• [List of tasks]:
1. Retype the passage on the Halo 3 beta word for word, beginning at the words "On April 10, 2007, Bungie" and stopping after "upon its release.".
2. Continue the passage on the Halo 3 multiplayer beta from where it stops.

On April 10, 2007, Bungie announced that a beta test of the multiplayer component of Halo 3 would run from May 16 to June 6, open to select members of the public. Players could enter the beta in several ways. Testers were selected from those who signed up on the Halo3.com website following the "Starry Night" commercial, or from the first 13,333 players to register after playing three hours of Halo 2 on Xbox Live. Players could also buy a specially-marked copy of the Xbox 360 title Crackdown, which allowed players to download the beta upon its release.

The public portion of the beta consists of matchmaking play on three multiplayer maps: Valhalla, High Ground and Snowbound. The public beta also contained a limited version of the "saved films" feature, which allows players to save and watch their played games. The day the public beta began, problems were reported from owners of Crackdown that they could not download the beta. Bungie announced that the Microsoft team found a solution and that the issue would be resolved shortly; a patch was distributed for Crackdown that fixed the problem. Bungie also extended the beta until June 10 to compensate for the issue. According to Jerret West, global group product manager, allowing users into the beta created "a psychological investment" in the game. "The idea was basically to make the beta launch huge and let the tastemakers make the launch for you... to really drive it beyond the gaming press." The beta caused a spike in preorders for the retail version of the game.

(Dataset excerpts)
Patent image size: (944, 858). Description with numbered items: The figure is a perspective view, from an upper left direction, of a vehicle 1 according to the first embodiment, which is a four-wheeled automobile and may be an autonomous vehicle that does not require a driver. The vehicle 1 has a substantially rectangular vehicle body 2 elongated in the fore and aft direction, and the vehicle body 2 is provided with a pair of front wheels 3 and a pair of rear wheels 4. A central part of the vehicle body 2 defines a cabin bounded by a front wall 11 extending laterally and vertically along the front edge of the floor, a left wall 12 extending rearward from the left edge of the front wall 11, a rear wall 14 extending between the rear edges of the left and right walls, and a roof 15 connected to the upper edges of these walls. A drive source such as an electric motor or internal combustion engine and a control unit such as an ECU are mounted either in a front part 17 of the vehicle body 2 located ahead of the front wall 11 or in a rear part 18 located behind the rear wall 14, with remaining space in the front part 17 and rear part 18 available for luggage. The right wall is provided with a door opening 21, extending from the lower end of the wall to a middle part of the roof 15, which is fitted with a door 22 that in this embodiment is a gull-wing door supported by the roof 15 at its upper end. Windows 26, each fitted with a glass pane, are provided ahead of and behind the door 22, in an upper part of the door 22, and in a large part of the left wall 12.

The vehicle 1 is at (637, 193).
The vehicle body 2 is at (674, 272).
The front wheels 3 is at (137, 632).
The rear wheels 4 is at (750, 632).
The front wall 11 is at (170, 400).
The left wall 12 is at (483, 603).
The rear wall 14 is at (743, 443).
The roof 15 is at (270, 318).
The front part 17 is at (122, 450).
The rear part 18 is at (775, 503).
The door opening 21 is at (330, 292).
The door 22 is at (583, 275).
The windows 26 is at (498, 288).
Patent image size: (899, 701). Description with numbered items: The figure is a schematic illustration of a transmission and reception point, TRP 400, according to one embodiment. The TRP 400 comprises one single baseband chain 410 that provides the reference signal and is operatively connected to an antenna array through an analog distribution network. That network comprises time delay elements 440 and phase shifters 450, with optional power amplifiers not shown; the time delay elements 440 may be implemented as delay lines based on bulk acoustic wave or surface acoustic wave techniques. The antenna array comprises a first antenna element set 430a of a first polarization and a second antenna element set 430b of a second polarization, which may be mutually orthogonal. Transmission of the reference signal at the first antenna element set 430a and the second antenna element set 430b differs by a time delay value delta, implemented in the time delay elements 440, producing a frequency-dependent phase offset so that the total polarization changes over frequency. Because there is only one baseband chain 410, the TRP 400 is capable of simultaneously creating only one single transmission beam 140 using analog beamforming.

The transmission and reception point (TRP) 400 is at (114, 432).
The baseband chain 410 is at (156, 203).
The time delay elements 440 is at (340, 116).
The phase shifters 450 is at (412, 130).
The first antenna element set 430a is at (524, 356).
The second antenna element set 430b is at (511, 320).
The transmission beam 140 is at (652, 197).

• [Expected responses]:
1.
On April 10, 2007, Bungie announced that a beta test of the multiplayer component of Halo 3 would run from May 16 to June 6, open to select members of the public. Players could enter the beta in several ways. Testers were selected from those who signed up on the Halo3.com website following the "Starry Night" commercial, or from the first 13,333 players to register after playing three hours of Halo 2 on Xbox Live. Players could also buy a specially-marked copy of the Xbox 360 title Crackdown, which allowed players to download the beta upon its release.

2.
==Alternate reality game==
A component of Halo 3s marketing was an alternate reality game (ARG) called "Iris". Alternate reality games, which involve cross-media gameplay and player participation, had been previously used for the promotion of Halo 2 in the form of the influential and award-winning I Love Bees. Soon after the Halo 3 public beta ended, a user named "AdjutantReflex" appeared in the official Halo 3 forums on Bungie and began posting. A Circuit City advertisement was leaked onto the web days earlier, revealing the web address of an interactive comic which could be manipulated to reveal the IP addresses of another series of sites. One website was the home of the "Society of the Ancients" a group supposedly interested in evidence of Forerunner artifacts left on Earth. Another featured a Forerunner object which gradually revealed text logs and video clips.

==Merchandise and promotions==

The Warthog from the ActionClix game

The launch of Halo 3 coincided with the release of various games, action figures, and collectible toys. WizKids developed a Clix collectible miniatures game entitled Halo ActionClix which was released on September 18, 2007. The tabletop game features miniature figures from the Halo universe, including characters and vehicles. Halo ActionClix figures were occasionally bundled with the game in promotional packs, and Gamestation stores in the United Kingdom offered a Master Chief figurine to the first 1000 pre-orders of the Halo 3 Legendary Edition.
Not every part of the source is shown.